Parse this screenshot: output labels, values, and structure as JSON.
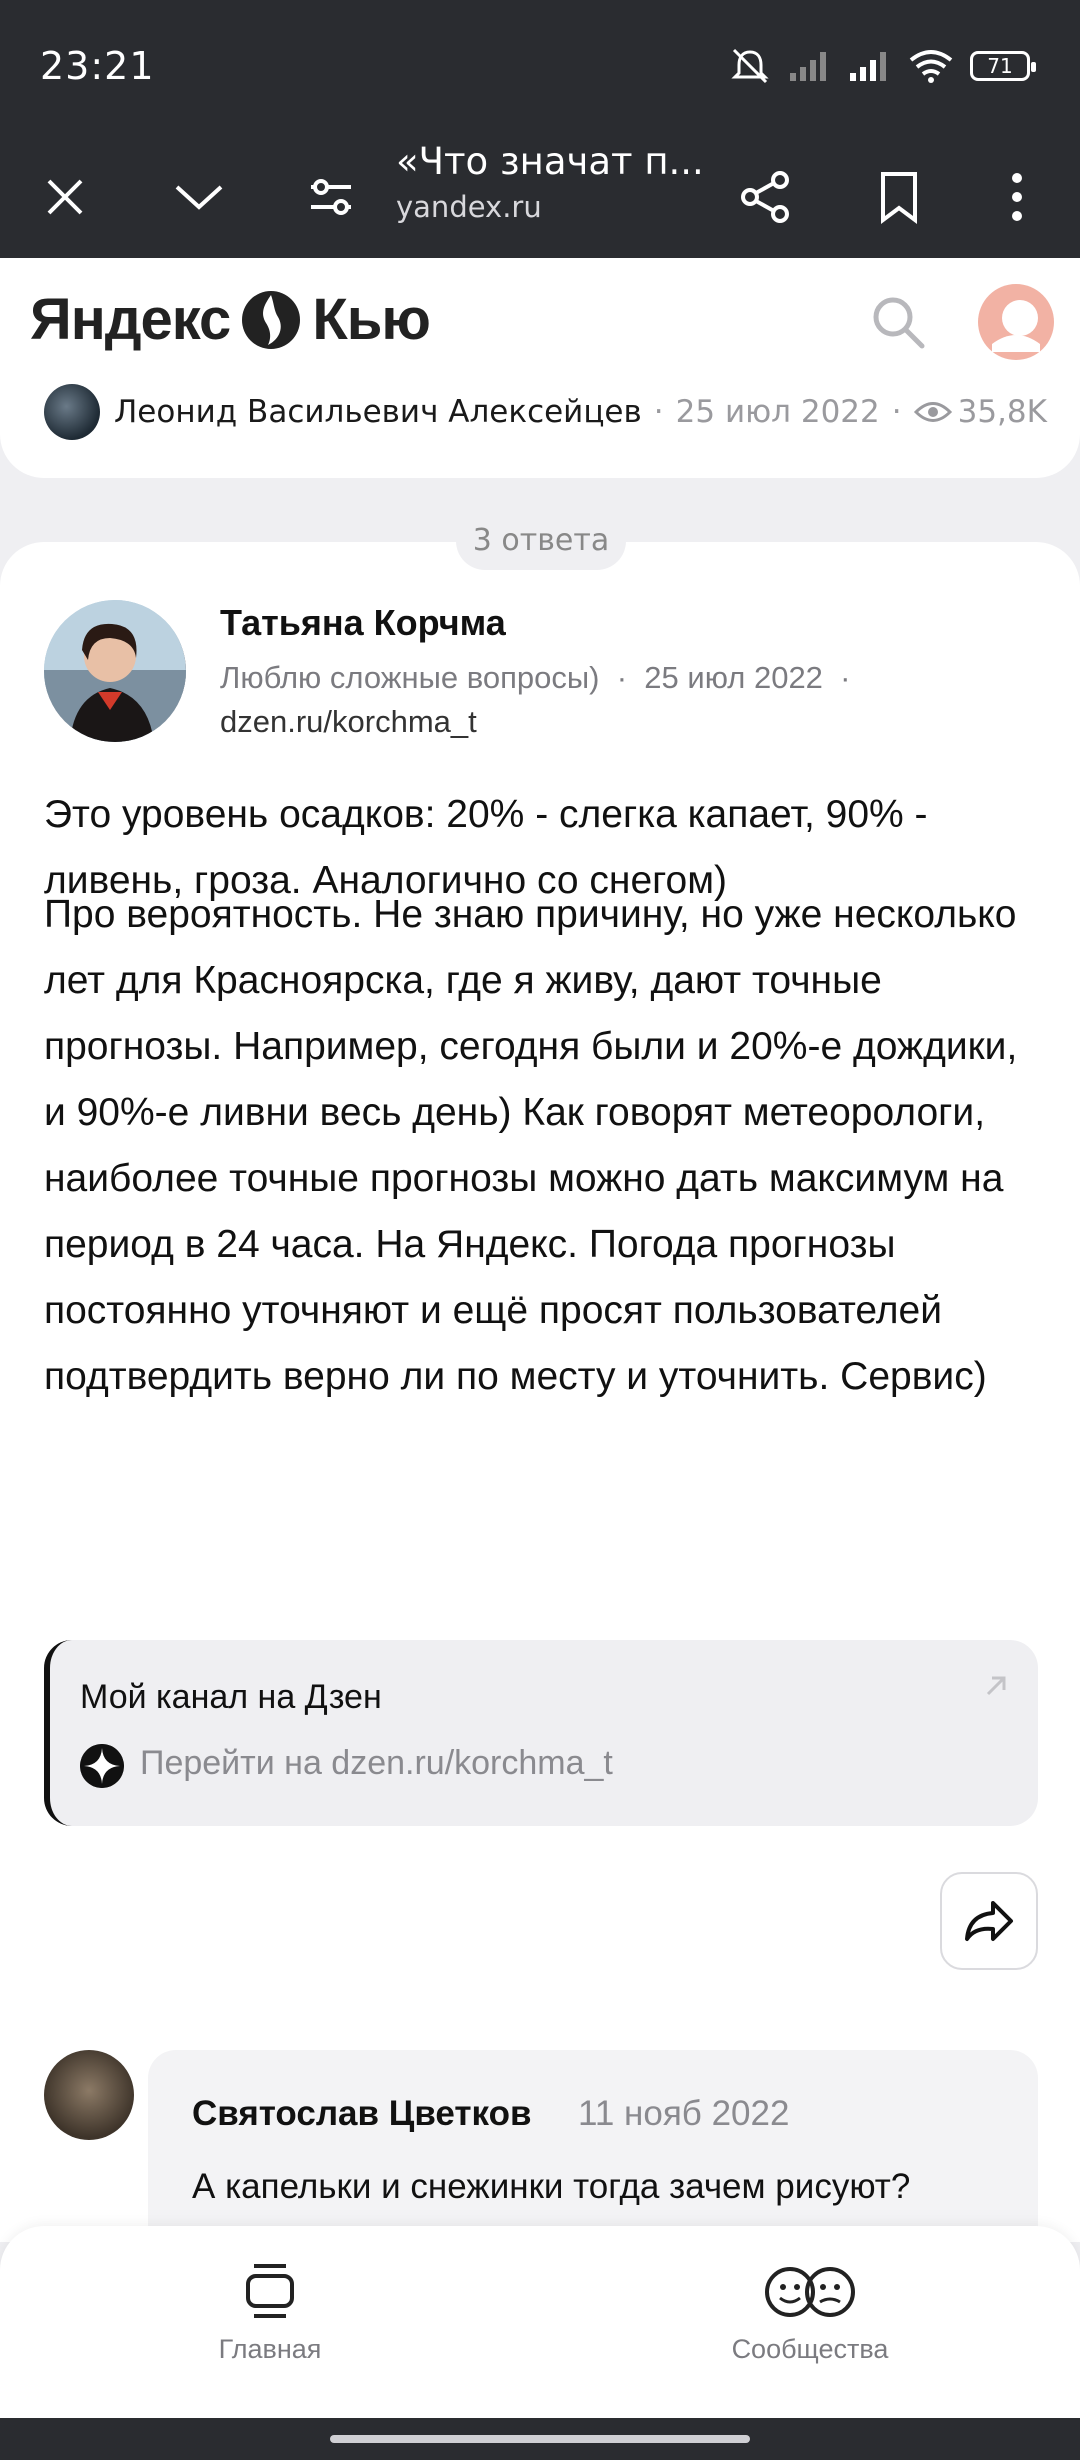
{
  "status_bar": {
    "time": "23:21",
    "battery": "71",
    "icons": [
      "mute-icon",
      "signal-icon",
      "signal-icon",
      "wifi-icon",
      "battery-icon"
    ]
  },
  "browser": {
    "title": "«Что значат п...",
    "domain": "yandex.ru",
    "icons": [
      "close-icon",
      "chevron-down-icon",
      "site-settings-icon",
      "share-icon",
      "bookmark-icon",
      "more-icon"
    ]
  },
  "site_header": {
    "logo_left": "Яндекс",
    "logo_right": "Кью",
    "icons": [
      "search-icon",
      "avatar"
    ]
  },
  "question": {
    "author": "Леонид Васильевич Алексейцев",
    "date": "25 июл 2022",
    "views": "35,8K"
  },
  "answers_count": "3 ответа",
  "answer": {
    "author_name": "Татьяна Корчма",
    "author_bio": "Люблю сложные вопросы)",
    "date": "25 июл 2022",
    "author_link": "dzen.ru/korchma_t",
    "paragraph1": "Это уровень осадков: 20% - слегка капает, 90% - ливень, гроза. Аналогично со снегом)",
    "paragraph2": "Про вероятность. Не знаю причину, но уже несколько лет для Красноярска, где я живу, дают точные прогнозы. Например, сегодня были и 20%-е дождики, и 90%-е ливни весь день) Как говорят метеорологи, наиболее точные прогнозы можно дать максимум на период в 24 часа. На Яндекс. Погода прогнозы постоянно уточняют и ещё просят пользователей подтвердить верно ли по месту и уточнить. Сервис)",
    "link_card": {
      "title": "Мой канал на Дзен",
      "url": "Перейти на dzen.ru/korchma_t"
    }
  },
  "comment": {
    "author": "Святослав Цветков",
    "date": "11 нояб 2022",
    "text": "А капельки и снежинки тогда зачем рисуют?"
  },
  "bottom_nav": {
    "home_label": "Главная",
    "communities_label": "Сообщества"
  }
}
■ ■ ■ ■ ■
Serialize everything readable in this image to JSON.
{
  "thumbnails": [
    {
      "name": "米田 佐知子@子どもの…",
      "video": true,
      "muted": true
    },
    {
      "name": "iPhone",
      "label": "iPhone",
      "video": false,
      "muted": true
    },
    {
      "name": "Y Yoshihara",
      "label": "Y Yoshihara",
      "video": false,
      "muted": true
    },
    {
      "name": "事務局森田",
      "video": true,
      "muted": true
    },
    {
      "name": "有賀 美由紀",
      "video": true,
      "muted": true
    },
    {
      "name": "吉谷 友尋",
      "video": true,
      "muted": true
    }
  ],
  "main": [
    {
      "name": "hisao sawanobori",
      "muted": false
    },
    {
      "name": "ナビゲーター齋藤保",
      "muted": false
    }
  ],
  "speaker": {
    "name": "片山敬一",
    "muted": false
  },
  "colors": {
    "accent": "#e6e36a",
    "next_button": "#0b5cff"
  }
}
■ ■ ■ ■ ■
Identify lines with the string "title". Copy each one.

» Response to this exercise:
    "title": "«Что значат п...",
      "title": "Мой канал на Дзен",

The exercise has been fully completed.